Locate the word "value" in the entries below, then gather every line that holds it.
---------- Material for the task ----------
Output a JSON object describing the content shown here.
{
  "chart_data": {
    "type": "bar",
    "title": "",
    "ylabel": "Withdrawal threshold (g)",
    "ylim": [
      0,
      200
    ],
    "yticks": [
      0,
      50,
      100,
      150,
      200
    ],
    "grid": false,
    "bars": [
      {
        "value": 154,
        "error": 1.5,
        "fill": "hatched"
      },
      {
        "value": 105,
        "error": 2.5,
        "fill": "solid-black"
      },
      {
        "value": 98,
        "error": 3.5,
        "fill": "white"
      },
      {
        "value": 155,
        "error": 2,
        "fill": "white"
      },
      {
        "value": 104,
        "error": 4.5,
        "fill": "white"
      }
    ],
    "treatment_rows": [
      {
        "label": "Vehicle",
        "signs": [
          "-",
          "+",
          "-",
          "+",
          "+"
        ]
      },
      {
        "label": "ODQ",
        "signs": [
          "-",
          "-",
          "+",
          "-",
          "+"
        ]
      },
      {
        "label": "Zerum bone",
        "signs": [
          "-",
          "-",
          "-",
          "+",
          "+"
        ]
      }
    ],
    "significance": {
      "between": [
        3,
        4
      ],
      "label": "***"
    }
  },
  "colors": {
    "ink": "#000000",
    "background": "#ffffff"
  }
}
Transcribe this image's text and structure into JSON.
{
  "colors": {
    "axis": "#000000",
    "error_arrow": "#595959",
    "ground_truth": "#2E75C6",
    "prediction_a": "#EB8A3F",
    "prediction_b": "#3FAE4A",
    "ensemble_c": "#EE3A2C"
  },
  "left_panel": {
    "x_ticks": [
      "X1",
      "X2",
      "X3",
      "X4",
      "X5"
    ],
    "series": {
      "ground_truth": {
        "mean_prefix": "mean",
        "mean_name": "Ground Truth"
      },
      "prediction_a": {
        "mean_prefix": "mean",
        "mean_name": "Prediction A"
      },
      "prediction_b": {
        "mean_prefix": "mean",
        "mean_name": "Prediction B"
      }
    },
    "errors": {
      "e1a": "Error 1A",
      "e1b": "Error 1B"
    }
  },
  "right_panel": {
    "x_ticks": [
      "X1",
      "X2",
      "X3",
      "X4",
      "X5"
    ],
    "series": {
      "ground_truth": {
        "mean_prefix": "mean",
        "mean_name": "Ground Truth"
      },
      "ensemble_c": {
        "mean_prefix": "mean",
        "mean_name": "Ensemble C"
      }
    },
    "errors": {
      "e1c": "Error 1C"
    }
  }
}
----------
▶ _Complete response_:
        "value": 154,
        "value": 105,
        "value": 98,
        "value": 155,
        "value": 104,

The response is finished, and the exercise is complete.